[Collected data entries]
┌──

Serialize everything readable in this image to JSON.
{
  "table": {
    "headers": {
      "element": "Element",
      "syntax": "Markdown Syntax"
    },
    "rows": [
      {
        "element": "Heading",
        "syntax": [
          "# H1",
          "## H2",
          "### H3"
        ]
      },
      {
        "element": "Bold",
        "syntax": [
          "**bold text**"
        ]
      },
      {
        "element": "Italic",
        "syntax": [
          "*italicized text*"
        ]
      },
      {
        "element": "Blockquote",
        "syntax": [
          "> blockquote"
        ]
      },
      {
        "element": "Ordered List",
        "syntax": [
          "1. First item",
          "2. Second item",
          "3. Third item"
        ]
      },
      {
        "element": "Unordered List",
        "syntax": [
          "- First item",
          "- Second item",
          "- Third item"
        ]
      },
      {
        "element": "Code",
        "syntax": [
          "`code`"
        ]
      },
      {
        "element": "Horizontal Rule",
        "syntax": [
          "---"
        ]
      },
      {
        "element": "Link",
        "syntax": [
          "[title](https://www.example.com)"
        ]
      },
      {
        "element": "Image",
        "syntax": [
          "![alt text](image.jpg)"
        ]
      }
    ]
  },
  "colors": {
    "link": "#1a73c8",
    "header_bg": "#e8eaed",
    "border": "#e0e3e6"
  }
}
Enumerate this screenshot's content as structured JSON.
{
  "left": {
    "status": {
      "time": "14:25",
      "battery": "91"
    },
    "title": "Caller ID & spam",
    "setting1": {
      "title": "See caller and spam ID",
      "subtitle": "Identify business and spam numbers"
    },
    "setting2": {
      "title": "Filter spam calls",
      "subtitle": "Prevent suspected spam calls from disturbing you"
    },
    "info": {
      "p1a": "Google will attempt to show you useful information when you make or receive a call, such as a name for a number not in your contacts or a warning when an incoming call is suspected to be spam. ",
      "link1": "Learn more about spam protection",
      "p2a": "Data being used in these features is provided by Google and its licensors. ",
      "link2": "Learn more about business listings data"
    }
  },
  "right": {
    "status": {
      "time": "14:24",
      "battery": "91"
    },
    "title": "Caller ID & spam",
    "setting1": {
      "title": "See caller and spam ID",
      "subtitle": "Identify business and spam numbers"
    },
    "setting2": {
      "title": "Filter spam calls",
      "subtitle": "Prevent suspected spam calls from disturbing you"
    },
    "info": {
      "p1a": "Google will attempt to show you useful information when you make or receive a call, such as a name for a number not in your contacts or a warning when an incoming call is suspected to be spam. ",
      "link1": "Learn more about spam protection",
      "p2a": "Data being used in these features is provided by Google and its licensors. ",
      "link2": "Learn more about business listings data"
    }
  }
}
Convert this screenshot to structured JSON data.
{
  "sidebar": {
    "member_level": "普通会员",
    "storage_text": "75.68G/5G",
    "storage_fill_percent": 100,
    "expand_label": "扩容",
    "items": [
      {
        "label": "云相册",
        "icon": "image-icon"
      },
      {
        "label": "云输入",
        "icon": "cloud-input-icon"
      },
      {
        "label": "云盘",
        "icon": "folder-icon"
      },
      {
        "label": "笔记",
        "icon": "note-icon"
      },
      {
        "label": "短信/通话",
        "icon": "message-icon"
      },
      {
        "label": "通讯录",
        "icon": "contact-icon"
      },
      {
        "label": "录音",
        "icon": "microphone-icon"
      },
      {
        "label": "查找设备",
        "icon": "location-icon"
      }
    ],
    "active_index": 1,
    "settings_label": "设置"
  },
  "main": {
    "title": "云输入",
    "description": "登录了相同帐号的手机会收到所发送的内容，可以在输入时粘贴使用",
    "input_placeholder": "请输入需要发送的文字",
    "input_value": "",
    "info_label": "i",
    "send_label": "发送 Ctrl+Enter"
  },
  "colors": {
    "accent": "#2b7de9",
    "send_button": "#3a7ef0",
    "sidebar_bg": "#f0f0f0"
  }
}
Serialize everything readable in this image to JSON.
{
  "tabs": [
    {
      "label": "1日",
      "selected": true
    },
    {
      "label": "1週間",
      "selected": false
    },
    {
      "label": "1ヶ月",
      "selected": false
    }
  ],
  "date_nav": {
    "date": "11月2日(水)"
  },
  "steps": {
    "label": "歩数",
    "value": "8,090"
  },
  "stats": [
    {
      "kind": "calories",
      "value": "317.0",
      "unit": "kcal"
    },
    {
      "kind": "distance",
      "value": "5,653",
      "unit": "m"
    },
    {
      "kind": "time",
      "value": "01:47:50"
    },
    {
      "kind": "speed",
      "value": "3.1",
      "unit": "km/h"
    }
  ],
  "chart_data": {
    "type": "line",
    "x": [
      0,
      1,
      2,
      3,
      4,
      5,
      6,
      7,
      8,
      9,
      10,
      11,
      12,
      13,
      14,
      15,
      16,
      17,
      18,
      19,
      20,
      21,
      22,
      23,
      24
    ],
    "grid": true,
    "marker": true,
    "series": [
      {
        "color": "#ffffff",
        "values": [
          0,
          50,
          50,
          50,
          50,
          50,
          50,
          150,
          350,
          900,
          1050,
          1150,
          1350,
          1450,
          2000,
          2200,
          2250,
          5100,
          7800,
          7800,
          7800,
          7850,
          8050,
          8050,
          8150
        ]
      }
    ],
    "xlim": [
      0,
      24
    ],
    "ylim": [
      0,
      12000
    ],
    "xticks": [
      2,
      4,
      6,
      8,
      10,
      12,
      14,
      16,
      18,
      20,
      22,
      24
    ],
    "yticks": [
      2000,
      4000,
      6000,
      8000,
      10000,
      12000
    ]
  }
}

└──

▶ [Short task]: Reproduce the entire listing word for word.

▶ [Problem solution]:
Serialize everything readable in this image to JSON.
{
  "table": {
    "headers": {
      "element": "Element",
      "syntax": "Markdown Syntax"
    },
    "rows": [
      {
        "element": "Heading",
        "syntax": [
          "# H1",
          "## H2",
          "### H3"
        ]
      },
      {
        "element": "Bold",
        "syntax": [
          "**bold text**"
        ]
      },
      {
        "element": "Italic",
        "syntax": [
          "*italicized text*"
        ]
      },
      {
        "element": "Blockquote",
        "syntax": [
          "> blockquote"
        ]
      },
      {
        "element": "Ordered List",
        "syntax": [
          "1. First item",
          "2. Second item",
          "3. Third item"
        ]
      },
      {
        "element": "Unordered List",
        "syntax": [
          "- First item",
          "- Second item",
          "- Third item"
        ]
      },
      {
        "element": "Code",
        "syntax": [
          "`code`"
        ]
      },
      {
        "element": "Horizontal Rule",
        "syntax": [
          "---"
        ]
      },
      {
        "element": "Link",
        "syntax": [
          "[title](https://www.example.com)"
        ]
      },
      {
        "element": "Image",
        "syntax": [
          "![alt text](image.jpg)"
        ]
      }
    ]
  },
  "colors": {
    "link": "#1a73c8",
    "header_bg": "#e8eaed",
    "border": "#e0e3e6"
  }
}
Enumerate this screenshot's content as structured JSON.
{
  "left": {
    "status": {
      "time": "14:25",
      "battery": "91"
    },
    "title": "Caller ID & spam",
    "setting1": {
      "title": "See caller and spam ID",
      "subtitle": "Identify business and spam numbers"
    },
    "setting2": {
      "title": "Filter spam calls",
      "subtitle": "Prevent suspected spam calls from disturbing you"
    },
    "info": {
      "p1a": "Google will attempt to show you useful information when you make or receive a call, such as a name for a number not in your contacts or a warning when an incoming call is suspected to be spam. ",
      "link1": "Learn more about spam protection",
      "p2a": "Data being used in these features is provided by Google and its licensors. ",
      "link2": "Learn more about business listings data"
    }
  },
  "right": {
    "status": {
      "time": "14:24",
      "battery": "91"
    },
    "title": "Caller ID & spam",
    "setting1": {
      "title": "See caller and spam ID",
      "subtitle": "Identify business and spam numbers"
    },
    "setting2": {
      "title": "Filter spam calls",
      "subtitle": "Prevent suspected spam calls from disturbing you"
    },
    "info": {
      "p1a": "Google will attempt to show you useful information when you make or receive a call, such as a name for a number not in your contacts or a warning when an incoming call is suspected to be spam. ",
      "link1": "Learn more about spam protection",
      "p2a": "Data being used in these features is provided by Google and its licensors. ",
      "link2": "Learn more about business listings data"
    }
  }
}
Convert this screenshot to structured JSON data.
{
  "sidebar": {
    "member_level": "普通会员",
    "storage_text": "75.68G/5G",
    "storage_fill_percent": 100,
    "expand_label": "扩容",
    "items": [
      {
        "label": "云相册",
        "icon": "image-icon"
      },
      {
        "label": "云输入",
        "icon": "cloud-input-icon"
      },
      {
        "label": "云盘",
        "icon": "folder-icon"
      },
      {
        "label": "笔记",
        "icon": "note-icon"
      },
      {
        "label": "短信/通话",
        "icon": "message-icon"
      },
      {
        "label": "通讯录",
        "icon": "contact-icon"
      },
      {
        "label": "录音",
        "icon": "microphone-icon"
      },
      {
        "label": "查找设备",
        "icon": "location-icon"
      }
    ],
    "active_index": 1,
    "settings_label": "设置"
  },
  "main": {
    "title": "云输入",
    "description": "登录了相同帐号的手机会收到所发送的内容，可以在输入时粘贴使用",
    "input_placeholder": "请输入需要发送的文字",
    "input_value": "",
    "info_label": "i",
    "send_label": "发送 Ctrl+Enter"
  },
  "colors": {
    "accent": "#2b7de9",
    "send_button": "#3a7ef0",
    "sidebar_bg": "#f0f0f0"
  }
}
Serialize everything readable in this image to JSON.
{
  "tabs": [
    {
      "label": "1日",
      "selected": true
    },
    {
      "label": "1週間",
      "selected": false
    },
    {
      "label": "1ヶ月",
      "selected": false
    }
  ],
  "date_nav": {
    "date": "11月2日(水)"
  },
  "steps": {
    "label": "歩数",
    "value": "8,090"
  },
  "stats": [
    {
      "kind": "calories",
      "value": "317.0",
      "unit": "kcal"
    },
    {
      "kind": "distance",
      "value": "5,653",
      "unit": "m"
    },
    {
      "kind": "time",
      "value": "01:47:50"
    },
    {
      "kind": "speed",
      "value": "3.1",
      "unit": "km/h"
    }
  ],
  "chart_data": {
    "type": "line",
    "x": [
      0,
      1,
      2,
      3,
      4,
      5,
      6,
      7,
      8,
      9,
      10,
      11,
      12,
      13,
      14,
      15,
      16,
      17,
      18,
      19,
      20,
      21,
      22,
      23,
      24
    ],
    "grid": true,
    "marker": true,
    "series": [
      {
        "color": "#ffffff",
        "values": [
          0,
          50,
          50,
          50,
          50,
          50,
          50,
          150,
          350,
          900,
          1050,
          1150,
          1350,
          1450,
          2000,
          2200,
          2250,
          5100,
          7800,
          7800,
          7800,
          7850,
          8050,
          8050,
          8150
        ]
      }
    ],
    "xlim": [
      0,
      24
    ],
    "ylim": [
      0,
      12000
    ],
    "xticks": [
      2,
      4,
      6,
      8,
      10,
      12,
      14,
      16,
      18,
      20,
      22,
      24
    ],
    "yticks": [
      2000,
      4000,
      6000,
      8000,
      10000,
      12000
    ]
  }
}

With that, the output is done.